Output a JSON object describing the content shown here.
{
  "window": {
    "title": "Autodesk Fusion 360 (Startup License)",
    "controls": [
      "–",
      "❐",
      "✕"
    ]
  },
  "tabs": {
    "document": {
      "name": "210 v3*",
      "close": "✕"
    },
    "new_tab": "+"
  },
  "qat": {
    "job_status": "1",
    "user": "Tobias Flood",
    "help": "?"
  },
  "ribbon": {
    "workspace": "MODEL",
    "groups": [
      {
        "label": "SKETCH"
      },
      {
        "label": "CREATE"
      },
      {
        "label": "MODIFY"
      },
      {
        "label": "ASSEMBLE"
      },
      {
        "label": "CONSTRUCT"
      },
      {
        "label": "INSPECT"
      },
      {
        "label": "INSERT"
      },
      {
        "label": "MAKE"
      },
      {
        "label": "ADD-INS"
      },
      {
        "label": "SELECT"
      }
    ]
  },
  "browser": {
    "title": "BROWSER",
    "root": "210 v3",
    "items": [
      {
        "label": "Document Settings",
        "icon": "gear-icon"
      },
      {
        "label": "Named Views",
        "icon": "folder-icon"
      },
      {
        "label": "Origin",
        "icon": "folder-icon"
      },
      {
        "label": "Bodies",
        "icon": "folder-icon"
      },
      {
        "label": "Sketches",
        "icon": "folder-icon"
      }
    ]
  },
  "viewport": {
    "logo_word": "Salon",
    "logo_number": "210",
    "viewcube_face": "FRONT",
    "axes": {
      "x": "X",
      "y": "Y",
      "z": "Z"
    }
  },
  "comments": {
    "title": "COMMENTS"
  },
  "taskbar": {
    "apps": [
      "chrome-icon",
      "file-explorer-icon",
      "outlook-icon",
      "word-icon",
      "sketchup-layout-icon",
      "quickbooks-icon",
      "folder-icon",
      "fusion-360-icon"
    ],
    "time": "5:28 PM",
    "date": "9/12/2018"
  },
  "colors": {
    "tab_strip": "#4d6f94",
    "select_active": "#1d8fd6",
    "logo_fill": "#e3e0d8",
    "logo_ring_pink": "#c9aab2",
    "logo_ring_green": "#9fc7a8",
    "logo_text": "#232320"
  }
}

------------------------------

§ **Goal**
List all lines where "title" occurs.

§ **Exercise result**
    "title": "Autodesk Fusion 360 (Startup License)",
    "title": "BROWSER",
    "title": "COMMENTS"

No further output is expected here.